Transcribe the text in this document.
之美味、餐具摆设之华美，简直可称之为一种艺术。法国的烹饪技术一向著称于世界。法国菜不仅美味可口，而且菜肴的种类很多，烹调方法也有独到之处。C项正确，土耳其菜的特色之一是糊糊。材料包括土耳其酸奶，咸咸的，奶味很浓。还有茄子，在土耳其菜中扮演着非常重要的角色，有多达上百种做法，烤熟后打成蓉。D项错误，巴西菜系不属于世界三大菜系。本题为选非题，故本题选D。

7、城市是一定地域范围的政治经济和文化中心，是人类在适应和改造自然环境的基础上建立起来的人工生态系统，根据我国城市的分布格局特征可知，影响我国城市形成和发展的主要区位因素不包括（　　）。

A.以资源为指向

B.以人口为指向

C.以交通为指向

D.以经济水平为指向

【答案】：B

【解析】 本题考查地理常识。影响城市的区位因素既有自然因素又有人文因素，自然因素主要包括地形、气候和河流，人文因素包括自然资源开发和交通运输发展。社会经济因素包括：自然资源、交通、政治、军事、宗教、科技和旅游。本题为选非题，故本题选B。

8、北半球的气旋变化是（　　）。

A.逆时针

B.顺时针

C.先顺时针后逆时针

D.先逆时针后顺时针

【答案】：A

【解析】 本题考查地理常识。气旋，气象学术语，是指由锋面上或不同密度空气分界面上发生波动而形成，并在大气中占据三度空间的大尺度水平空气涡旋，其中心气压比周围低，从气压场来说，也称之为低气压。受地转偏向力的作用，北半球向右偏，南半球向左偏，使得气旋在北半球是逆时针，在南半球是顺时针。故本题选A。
######
Count the lines of the material that include the word "本题考查地理常识", then report only the total.

2